- **Exercise prompt**:
Write out everything from the very start of the records down to the line containing "cell-length[interactable]: [1031, 330, 1149, 383]", including that line, without changing anything.

** start **

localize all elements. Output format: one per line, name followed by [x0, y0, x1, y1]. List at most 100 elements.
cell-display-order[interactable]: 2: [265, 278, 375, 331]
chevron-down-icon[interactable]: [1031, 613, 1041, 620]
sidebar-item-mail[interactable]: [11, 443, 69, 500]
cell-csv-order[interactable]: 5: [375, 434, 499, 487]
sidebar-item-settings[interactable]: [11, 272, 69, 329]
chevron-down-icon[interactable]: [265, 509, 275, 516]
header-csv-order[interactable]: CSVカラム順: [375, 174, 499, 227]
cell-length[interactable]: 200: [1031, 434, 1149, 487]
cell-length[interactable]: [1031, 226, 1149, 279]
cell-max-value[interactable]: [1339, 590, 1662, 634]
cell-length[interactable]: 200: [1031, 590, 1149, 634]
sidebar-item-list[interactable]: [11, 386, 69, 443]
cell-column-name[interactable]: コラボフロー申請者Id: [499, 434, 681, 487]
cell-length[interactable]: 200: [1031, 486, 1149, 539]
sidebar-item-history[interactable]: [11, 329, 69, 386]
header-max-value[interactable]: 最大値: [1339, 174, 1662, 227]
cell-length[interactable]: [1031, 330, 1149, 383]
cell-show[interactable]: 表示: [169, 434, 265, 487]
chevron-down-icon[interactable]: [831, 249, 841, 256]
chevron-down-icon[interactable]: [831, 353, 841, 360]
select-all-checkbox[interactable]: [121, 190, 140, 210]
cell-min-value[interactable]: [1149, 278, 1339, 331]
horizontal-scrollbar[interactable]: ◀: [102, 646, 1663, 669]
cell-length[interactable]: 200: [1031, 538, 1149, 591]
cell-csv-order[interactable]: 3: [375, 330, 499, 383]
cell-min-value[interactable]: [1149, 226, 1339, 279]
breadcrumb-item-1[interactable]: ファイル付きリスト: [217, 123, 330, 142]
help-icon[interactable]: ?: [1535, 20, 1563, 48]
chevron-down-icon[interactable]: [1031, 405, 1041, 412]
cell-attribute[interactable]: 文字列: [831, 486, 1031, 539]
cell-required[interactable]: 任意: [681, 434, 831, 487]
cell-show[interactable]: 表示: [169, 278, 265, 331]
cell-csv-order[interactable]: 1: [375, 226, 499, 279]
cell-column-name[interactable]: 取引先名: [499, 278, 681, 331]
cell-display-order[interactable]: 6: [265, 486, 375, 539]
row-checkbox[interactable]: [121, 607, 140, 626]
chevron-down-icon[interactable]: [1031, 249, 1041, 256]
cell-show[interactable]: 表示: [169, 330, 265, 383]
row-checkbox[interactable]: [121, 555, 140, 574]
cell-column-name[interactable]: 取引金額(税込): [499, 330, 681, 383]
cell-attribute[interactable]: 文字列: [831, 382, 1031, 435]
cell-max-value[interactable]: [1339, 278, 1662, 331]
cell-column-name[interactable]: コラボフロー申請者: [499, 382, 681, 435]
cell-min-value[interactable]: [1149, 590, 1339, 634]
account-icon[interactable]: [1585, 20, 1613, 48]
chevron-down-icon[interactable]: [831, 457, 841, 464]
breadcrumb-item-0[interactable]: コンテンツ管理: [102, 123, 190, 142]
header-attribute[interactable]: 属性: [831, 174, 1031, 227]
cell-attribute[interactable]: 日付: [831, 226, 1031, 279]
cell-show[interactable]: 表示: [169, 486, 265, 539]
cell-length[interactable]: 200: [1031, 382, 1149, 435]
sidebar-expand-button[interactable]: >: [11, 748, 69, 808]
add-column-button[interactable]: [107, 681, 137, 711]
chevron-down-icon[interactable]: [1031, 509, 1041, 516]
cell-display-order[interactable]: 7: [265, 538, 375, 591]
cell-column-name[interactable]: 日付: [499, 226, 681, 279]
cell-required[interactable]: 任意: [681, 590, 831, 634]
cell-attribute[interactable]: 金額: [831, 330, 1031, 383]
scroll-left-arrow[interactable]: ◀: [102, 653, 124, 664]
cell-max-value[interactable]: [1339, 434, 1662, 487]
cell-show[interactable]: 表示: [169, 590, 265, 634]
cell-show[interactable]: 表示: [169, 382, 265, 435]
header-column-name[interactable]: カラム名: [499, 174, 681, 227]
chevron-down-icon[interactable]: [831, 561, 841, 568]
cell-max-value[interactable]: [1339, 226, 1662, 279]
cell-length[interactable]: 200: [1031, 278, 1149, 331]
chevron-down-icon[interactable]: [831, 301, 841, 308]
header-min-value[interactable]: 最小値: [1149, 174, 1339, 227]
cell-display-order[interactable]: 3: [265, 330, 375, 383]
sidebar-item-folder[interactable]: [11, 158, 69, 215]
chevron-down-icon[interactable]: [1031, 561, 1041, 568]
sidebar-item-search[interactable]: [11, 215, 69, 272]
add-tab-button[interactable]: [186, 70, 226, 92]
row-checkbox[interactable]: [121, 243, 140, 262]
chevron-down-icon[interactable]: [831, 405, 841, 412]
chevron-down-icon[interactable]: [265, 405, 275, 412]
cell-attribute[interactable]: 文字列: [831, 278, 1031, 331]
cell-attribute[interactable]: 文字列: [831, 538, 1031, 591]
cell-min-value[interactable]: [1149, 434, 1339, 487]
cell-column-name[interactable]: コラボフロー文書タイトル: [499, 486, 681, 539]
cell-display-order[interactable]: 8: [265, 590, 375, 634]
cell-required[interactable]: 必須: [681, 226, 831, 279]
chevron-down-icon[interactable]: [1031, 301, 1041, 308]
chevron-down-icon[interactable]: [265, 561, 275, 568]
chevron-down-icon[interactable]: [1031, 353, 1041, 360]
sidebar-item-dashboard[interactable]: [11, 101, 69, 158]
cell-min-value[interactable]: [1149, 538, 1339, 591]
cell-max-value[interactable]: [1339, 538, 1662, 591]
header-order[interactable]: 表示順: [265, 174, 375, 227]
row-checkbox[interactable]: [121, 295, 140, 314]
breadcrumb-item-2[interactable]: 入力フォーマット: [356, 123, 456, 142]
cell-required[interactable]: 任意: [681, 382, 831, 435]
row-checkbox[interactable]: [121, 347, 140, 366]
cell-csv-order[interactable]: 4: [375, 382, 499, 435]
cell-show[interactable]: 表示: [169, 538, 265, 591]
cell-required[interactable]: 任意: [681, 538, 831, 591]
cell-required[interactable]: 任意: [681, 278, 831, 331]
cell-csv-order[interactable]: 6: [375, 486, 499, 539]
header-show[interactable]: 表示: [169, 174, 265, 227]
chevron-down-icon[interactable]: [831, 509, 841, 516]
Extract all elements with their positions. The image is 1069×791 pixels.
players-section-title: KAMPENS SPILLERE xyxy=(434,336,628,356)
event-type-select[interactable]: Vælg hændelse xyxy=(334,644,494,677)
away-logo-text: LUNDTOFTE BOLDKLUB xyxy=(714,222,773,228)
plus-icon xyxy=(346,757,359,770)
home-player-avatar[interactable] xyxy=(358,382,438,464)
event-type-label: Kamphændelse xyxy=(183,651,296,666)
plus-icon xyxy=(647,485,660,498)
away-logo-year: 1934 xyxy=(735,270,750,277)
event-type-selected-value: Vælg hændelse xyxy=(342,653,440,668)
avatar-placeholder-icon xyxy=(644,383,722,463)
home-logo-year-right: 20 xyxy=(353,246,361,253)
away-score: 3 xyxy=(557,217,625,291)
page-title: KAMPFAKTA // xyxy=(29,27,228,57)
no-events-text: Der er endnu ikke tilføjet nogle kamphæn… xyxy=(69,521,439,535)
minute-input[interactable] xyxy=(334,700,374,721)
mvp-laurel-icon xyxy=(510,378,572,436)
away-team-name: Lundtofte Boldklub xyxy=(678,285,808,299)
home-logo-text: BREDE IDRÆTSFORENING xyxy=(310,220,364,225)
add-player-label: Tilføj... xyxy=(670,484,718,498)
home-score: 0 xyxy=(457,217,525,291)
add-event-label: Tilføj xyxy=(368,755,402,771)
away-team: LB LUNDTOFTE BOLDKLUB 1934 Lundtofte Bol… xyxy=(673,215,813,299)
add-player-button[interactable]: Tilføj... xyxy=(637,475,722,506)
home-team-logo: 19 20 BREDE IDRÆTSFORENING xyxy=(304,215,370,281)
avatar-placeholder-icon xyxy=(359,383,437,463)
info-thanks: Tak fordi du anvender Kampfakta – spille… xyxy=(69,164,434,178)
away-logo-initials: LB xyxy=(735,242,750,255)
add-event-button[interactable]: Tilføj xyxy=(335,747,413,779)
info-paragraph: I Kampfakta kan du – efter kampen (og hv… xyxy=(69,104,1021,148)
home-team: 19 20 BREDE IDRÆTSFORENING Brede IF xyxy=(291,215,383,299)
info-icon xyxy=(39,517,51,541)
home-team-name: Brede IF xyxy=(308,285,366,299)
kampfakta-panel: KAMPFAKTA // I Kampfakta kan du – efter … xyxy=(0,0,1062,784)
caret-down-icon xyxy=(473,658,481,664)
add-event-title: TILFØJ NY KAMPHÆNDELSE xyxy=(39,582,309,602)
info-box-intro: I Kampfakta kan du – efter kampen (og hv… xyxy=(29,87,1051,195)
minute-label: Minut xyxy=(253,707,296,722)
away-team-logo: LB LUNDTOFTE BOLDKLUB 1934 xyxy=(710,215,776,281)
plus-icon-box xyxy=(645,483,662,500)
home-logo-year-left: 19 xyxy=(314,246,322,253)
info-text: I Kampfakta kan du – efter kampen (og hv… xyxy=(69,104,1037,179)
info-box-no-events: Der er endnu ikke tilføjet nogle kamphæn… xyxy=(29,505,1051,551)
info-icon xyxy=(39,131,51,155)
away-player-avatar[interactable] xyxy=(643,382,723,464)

** end **

- **Task answer**:
localize all elements. Output format: one per line, name followed by [x0, y0, x1, y1]. List at most 100 elements.
cell-display-order[interactable]: 2: [265, 278, 375, 331]
chevron-down-icon[interactable]: [1031, 613, 1041, 620]
sidebar-item-mail[interactable]: [11, 443, 69, 500]
cell-csv-order[interactable]: 5: [375, 434, 499, 487]
sidebar-item-settings[interactable]: [11, 272, 69, 329]
chevron-down-icon[interactable]: [265, 509, 275, 516]
header-csv-order[interactable]: CSVカラム順: [375, 174, 499, 227]
cell-length[interactable]: 200: [1031, 434, 1149, 487]
cell-length[interactable]: [1031, 226, 1149, 279]
cell-max-value[interactable]: [1339, 590, 1662, 634]
cell-length[interactable]: 200: [1031, 590, 1149, 634]
sidebar-item-list[interactable]: [11, 386, 69, 443]
cell-column-name[interactable]: コラボフロー申請者Id: [499, 434, 681, 487]
cell-length[interactable]: 200: [1031, 486, 1149, 539]
sidebar-item-history[interactable]: [11, 329, 69, 386]
header-max-value[interactable]: 最大値: [1339, 174, 1662, 227]
cell-length[interactable]: [1031, 330, 1149, 383]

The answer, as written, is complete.